[START OF EXTRACTED DATA]

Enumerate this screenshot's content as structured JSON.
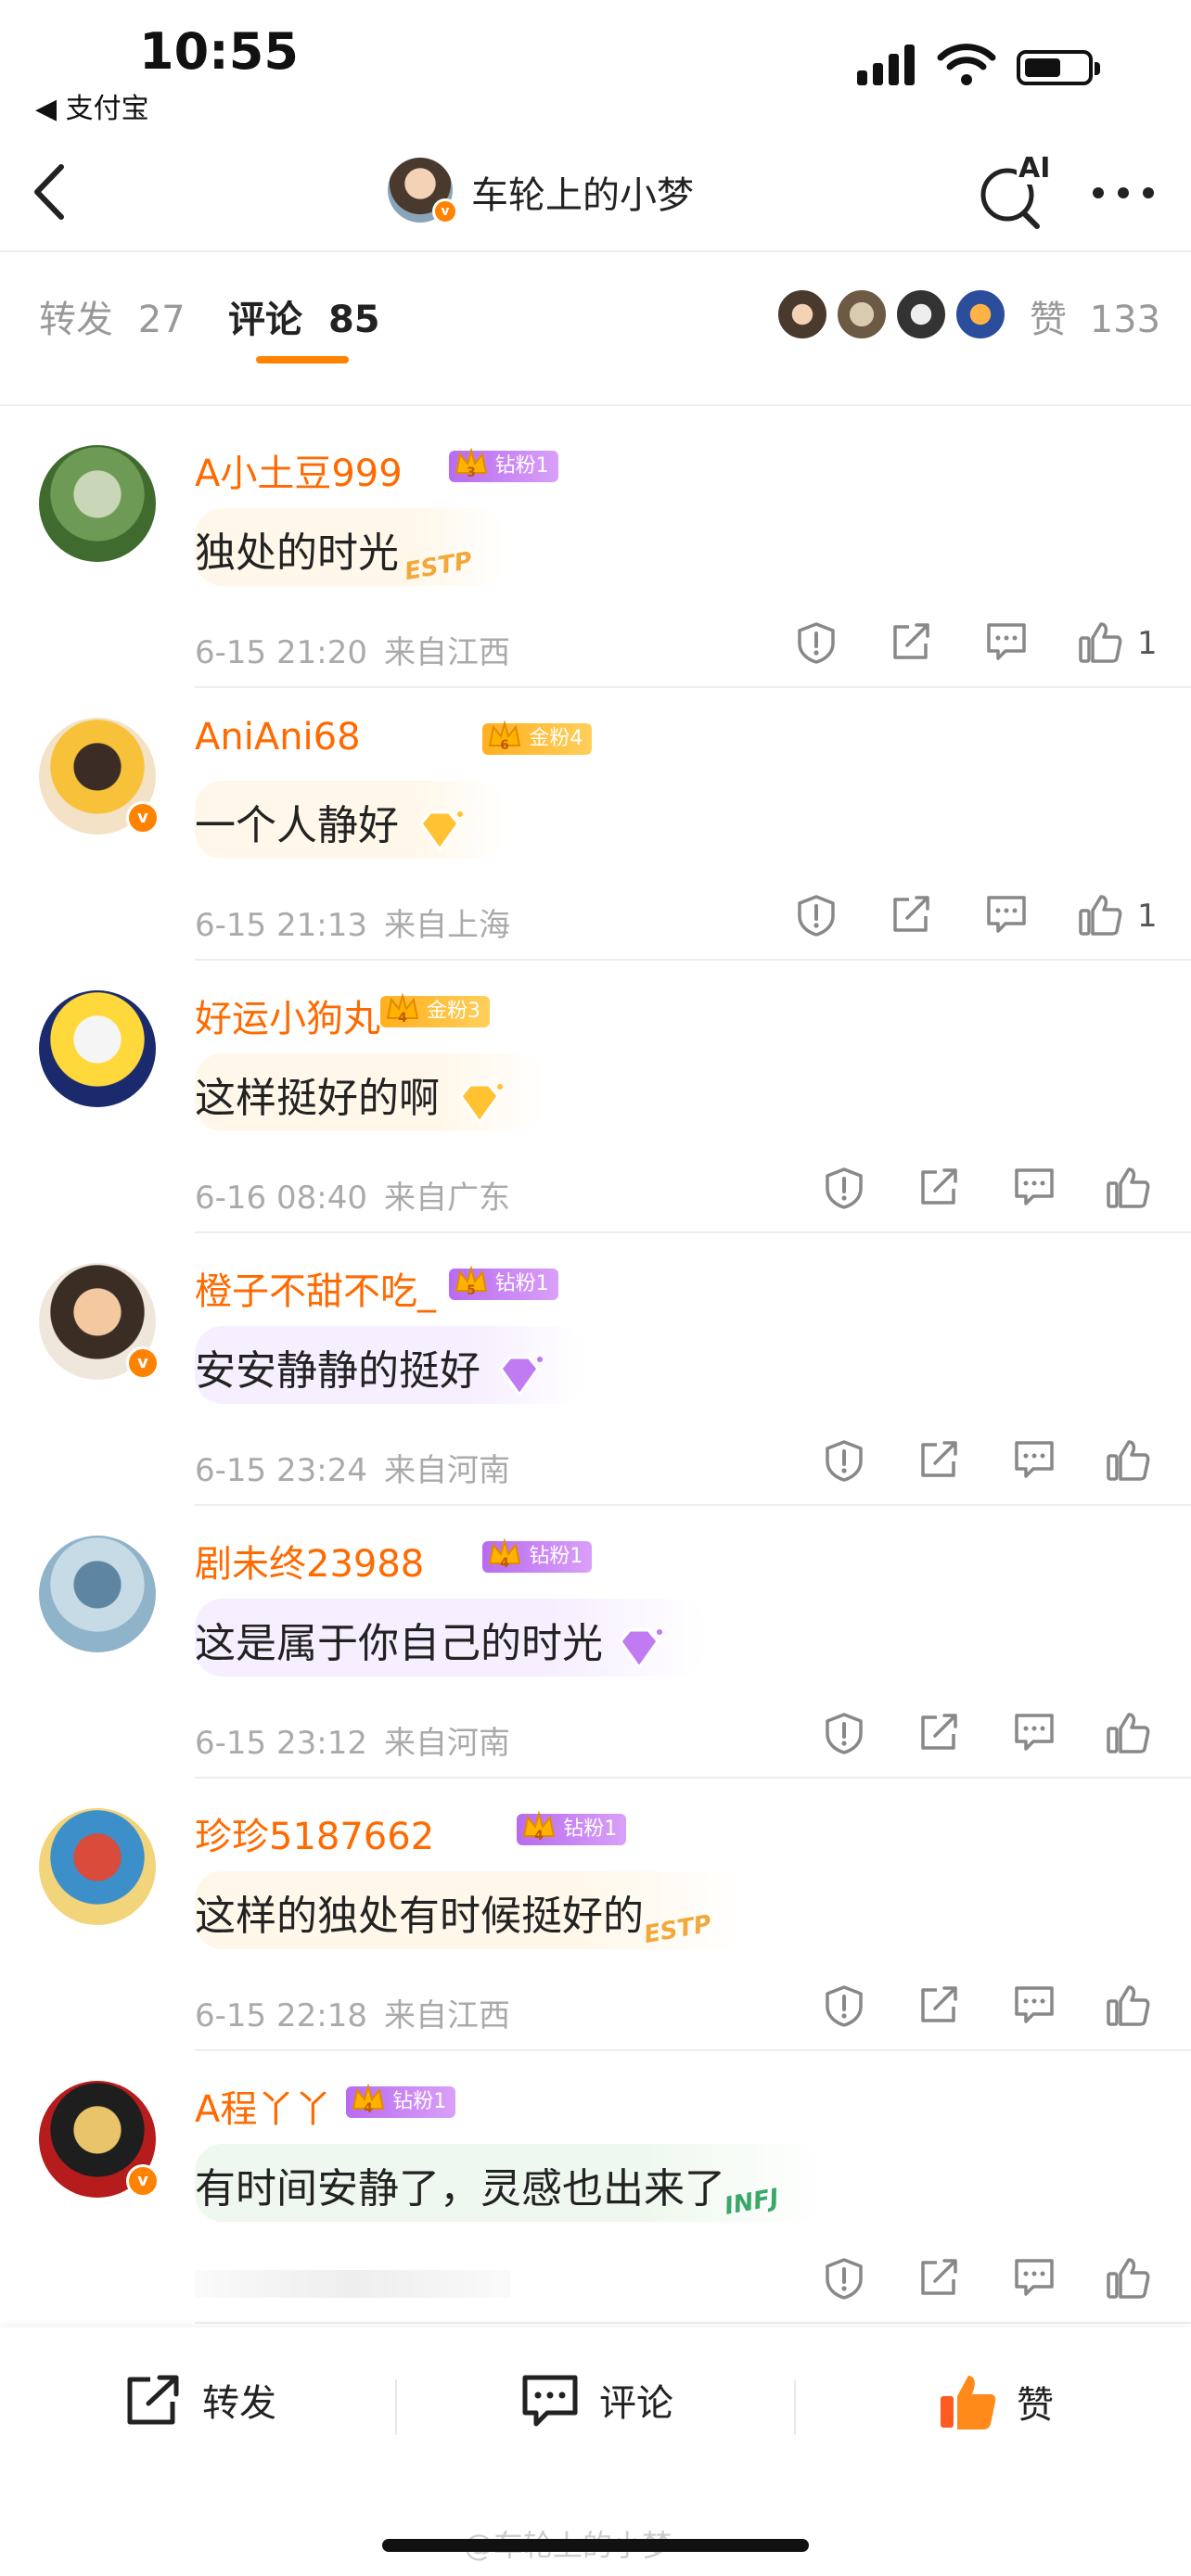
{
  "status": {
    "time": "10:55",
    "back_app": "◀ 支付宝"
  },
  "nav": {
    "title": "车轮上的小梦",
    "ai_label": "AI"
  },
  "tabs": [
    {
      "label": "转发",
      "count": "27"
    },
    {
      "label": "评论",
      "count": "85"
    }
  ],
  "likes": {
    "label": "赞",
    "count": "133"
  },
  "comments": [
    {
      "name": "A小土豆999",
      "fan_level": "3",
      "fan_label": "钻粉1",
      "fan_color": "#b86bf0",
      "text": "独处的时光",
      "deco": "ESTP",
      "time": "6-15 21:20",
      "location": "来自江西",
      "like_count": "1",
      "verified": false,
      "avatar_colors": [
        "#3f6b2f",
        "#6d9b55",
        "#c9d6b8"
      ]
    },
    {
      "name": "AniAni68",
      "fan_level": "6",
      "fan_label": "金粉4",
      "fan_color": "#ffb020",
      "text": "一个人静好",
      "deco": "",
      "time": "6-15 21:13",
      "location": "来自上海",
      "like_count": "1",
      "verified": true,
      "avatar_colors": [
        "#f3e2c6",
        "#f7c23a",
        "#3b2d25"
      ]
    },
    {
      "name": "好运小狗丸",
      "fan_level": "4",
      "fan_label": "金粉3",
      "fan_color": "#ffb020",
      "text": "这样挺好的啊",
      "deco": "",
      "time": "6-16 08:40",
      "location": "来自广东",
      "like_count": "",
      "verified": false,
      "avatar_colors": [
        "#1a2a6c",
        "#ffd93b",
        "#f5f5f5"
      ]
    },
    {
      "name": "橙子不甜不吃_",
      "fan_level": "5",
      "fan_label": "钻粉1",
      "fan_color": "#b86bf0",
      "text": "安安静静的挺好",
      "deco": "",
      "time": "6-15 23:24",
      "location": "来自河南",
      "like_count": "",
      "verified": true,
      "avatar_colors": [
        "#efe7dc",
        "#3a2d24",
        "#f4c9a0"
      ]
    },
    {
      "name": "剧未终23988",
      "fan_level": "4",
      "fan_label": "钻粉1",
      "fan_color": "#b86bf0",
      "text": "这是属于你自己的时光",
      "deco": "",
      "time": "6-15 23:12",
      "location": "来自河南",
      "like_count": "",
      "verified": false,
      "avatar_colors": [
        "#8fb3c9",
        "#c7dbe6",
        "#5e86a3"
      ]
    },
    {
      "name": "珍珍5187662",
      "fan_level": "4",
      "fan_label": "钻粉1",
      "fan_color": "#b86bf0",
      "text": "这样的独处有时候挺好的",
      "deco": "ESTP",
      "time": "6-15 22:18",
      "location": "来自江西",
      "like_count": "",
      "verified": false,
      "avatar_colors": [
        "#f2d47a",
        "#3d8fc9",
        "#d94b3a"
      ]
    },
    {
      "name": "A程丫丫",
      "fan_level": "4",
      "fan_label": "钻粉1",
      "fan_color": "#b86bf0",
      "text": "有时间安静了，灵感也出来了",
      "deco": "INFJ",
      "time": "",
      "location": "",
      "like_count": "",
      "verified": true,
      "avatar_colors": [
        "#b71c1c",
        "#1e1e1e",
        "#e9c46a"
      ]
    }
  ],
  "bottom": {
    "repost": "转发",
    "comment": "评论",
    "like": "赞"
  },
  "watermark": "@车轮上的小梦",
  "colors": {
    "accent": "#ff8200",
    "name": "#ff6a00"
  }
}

[END OF EXTRACTED DATA]
[START OF EXTRACTED DATA]

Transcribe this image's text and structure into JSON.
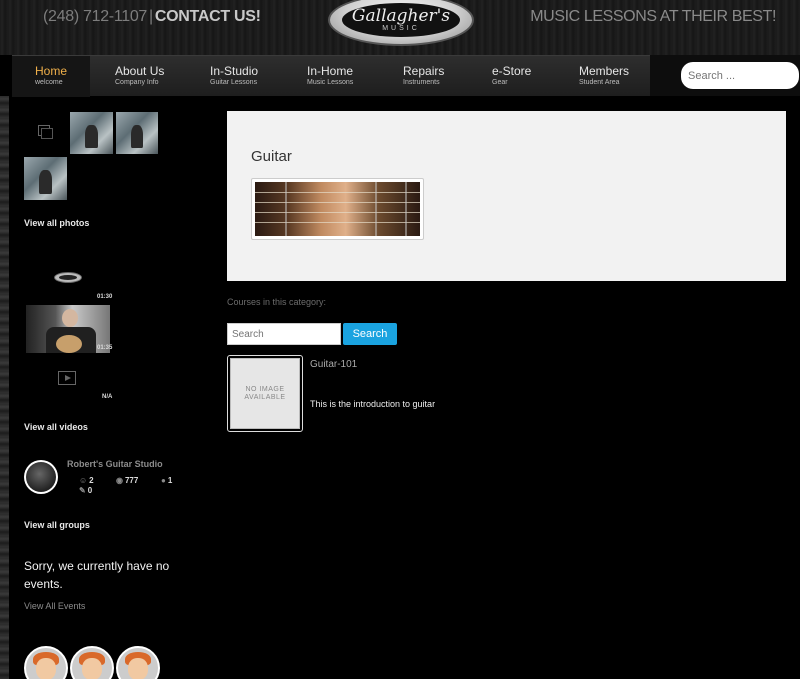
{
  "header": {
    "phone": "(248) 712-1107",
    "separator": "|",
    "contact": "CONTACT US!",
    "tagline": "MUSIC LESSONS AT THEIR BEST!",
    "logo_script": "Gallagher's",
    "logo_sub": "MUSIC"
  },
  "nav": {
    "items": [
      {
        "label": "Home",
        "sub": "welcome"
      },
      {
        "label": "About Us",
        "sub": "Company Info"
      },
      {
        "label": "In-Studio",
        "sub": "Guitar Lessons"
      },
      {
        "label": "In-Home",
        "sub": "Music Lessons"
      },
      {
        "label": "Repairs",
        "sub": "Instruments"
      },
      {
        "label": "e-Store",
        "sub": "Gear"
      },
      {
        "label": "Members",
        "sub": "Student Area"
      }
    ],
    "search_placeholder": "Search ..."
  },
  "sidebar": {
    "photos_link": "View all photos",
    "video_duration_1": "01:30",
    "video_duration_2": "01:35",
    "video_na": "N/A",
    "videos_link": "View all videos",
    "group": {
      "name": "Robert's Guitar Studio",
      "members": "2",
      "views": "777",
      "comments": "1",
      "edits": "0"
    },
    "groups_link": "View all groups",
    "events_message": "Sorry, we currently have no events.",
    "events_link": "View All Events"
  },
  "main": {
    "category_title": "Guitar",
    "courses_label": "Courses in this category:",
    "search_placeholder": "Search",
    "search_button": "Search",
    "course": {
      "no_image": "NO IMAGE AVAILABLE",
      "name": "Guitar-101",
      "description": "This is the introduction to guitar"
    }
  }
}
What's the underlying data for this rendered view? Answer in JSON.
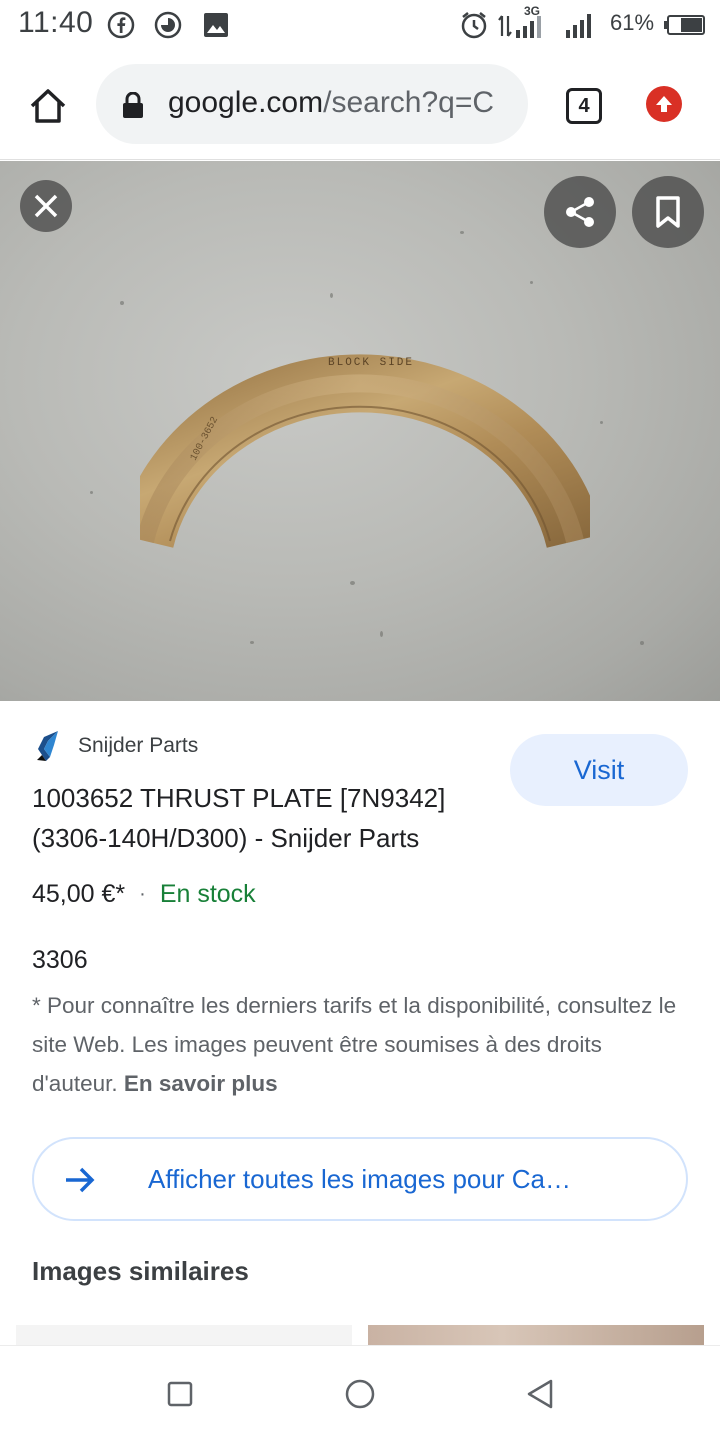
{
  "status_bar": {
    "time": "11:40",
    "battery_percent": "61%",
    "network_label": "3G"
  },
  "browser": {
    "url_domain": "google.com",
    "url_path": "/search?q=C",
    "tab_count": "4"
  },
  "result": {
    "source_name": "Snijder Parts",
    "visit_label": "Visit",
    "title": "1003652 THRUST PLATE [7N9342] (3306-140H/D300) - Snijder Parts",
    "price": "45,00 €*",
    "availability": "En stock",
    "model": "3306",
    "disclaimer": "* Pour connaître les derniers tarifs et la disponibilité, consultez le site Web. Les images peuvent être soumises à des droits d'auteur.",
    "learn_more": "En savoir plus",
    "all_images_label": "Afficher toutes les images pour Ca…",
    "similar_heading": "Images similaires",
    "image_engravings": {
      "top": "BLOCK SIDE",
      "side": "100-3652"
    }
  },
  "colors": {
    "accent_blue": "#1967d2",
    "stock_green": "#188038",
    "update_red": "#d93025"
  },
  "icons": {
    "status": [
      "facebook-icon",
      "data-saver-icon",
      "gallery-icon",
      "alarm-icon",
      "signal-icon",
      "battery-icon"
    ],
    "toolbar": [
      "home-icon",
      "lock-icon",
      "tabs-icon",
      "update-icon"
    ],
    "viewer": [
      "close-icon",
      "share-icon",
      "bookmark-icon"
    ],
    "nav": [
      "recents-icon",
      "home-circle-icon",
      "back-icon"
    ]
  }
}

[END OF EXTRACTED DATA]

Return the lines of the records that include the string "Parts".

    "source_name": "Snijder Parts",
    "title": "1003652 THRUST PLATE [7N9342] (3306-140H/D300) - Snijder Parts",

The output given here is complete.